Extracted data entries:
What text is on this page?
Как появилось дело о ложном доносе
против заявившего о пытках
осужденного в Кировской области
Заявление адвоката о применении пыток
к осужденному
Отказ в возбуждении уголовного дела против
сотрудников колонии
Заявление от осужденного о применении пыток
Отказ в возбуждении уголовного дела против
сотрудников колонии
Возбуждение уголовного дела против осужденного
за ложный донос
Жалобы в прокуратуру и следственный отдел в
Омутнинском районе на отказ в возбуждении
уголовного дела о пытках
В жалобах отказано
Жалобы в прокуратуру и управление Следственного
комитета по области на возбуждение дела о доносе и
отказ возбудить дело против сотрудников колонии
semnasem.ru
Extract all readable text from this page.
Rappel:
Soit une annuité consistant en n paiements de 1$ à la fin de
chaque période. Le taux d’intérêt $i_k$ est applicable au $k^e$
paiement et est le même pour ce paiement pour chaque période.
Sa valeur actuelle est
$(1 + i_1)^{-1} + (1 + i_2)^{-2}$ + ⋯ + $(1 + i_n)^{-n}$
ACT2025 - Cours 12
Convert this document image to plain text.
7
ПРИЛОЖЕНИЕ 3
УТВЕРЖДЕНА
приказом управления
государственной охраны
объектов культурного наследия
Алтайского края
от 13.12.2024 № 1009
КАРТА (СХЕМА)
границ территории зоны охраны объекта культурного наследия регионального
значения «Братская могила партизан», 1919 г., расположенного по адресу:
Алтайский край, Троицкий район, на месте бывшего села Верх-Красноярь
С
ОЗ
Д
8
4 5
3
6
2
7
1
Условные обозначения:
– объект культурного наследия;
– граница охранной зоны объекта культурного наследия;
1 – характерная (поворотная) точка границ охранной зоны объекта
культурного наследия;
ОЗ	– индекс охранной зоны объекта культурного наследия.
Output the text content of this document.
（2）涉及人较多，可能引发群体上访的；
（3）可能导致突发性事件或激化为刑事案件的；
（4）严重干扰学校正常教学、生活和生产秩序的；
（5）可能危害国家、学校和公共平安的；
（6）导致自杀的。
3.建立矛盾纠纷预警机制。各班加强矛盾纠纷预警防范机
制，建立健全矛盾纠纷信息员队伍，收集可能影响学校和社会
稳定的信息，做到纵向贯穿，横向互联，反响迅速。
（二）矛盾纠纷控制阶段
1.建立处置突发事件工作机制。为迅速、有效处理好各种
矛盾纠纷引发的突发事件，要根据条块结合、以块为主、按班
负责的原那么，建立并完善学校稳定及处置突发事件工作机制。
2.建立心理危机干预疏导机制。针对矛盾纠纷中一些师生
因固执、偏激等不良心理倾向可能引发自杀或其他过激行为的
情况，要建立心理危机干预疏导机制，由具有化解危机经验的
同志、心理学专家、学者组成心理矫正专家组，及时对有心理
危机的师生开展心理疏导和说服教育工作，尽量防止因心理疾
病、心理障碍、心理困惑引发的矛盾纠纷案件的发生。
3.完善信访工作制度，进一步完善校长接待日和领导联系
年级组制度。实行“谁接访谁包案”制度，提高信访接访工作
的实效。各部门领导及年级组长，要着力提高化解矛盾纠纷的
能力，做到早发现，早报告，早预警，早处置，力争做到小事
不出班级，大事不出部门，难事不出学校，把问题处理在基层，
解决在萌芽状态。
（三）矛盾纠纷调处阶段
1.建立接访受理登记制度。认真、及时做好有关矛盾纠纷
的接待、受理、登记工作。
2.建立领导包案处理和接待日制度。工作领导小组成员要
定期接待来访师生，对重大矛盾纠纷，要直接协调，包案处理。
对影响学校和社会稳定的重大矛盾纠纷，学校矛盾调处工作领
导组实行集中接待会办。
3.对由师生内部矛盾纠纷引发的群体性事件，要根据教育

WRITTEN REQUEST >>
Copy out every line holding the string "против".

WRITTEN ANSWER >>
против заявившего о пытках
Отказ в возбуждении уголовного дела против
Отказ в возбуждении уголовного дела против
Возбуждение уголовного дела против осужденного
отказ возбудить дело против сотрудников колонии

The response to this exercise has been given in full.